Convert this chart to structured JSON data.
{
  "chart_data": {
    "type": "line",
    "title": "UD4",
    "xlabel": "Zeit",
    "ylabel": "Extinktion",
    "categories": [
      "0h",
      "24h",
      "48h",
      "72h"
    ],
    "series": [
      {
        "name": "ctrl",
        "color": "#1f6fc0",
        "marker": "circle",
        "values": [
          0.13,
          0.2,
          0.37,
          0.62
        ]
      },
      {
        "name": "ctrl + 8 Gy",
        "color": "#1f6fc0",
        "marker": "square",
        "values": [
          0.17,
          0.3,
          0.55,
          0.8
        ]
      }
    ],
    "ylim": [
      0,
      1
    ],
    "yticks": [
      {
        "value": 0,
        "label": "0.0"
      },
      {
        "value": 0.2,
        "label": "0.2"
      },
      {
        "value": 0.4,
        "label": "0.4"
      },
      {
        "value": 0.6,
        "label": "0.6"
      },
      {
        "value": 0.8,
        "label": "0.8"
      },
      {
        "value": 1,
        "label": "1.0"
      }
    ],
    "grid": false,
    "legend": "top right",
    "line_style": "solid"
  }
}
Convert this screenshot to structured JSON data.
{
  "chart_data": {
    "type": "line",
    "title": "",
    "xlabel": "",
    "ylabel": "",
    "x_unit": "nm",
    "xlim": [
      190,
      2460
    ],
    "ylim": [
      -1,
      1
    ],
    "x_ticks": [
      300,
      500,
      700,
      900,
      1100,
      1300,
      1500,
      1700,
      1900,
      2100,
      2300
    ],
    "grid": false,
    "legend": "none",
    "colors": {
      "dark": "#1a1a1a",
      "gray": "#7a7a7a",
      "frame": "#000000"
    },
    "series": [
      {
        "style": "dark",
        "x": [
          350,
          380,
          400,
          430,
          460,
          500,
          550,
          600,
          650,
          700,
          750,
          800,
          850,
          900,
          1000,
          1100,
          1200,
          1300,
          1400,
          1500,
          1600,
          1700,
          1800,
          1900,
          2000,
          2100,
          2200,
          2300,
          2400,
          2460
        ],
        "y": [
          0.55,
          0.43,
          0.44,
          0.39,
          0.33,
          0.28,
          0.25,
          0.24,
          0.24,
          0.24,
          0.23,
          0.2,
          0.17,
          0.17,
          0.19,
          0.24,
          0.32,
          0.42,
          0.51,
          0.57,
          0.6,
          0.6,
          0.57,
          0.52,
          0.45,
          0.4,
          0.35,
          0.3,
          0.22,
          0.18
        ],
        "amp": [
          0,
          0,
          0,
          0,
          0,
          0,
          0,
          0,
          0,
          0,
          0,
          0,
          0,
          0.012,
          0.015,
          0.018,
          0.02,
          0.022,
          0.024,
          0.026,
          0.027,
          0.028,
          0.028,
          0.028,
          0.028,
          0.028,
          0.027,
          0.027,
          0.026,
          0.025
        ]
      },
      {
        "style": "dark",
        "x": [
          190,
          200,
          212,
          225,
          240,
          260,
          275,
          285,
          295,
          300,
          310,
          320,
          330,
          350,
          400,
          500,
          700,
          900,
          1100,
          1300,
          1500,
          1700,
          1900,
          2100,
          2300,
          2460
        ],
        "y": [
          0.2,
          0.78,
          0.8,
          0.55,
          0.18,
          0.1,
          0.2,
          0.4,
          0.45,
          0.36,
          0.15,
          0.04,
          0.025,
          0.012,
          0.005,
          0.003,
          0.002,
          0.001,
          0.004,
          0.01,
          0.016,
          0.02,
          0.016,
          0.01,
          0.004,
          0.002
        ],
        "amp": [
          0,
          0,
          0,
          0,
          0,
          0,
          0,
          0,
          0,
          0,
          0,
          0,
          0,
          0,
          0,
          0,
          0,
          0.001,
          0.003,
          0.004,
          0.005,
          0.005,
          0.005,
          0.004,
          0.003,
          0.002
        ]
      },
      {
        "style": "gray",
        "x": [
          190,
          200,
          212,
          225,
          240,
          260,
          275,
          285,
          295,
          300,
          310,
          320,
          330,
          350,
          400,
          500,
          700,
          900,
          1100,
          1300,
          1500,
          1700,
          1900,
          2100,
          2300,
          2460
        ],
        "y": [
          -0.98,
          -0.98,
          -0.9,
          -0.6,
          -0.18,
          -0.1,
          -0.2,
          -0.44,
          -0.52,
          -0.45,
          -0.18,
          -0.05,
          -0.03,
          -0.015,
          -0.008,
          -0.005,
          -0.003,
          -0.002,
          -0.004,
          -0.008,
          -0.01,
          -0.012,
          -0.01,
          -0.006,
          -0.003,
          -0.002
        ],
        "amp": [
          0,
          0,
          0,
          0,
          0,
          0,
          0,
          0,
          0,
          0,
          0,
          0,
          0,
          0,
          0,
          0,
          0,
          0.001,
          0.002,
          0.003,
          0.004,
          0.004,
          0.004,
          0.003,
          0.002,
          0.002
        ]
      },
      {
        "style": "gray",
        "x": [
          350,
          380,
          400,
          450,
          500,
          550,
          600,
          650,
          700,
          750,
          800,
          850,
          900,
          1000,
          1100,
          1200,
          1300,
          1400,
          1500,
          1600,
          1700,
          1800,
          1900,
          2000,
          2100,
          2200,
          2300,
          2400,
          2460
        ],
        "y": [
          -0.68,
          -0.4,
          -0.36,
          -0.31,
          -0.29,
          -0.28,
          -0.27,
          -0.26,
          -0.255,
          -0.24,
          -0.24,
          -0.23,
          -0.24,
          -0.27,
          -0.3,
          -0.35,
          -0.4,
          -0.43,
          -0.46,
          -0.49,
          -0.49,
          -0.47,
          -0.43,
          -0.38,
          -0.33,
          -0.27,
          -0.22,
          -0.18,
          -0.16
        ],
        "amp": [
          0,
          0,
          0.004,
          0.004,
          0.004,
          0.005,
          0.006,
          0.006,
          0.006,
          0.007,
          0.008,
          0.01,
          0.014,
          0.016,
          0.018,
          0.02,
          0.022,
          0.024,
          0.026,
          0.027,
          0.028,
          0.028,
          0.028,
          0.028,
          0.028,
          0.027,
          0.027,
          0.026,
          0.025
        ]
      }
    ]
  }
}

▶ _What to do_
How many lines in the records above hold the word "JSON"? Give only the number.

▶ _Exercise output_
2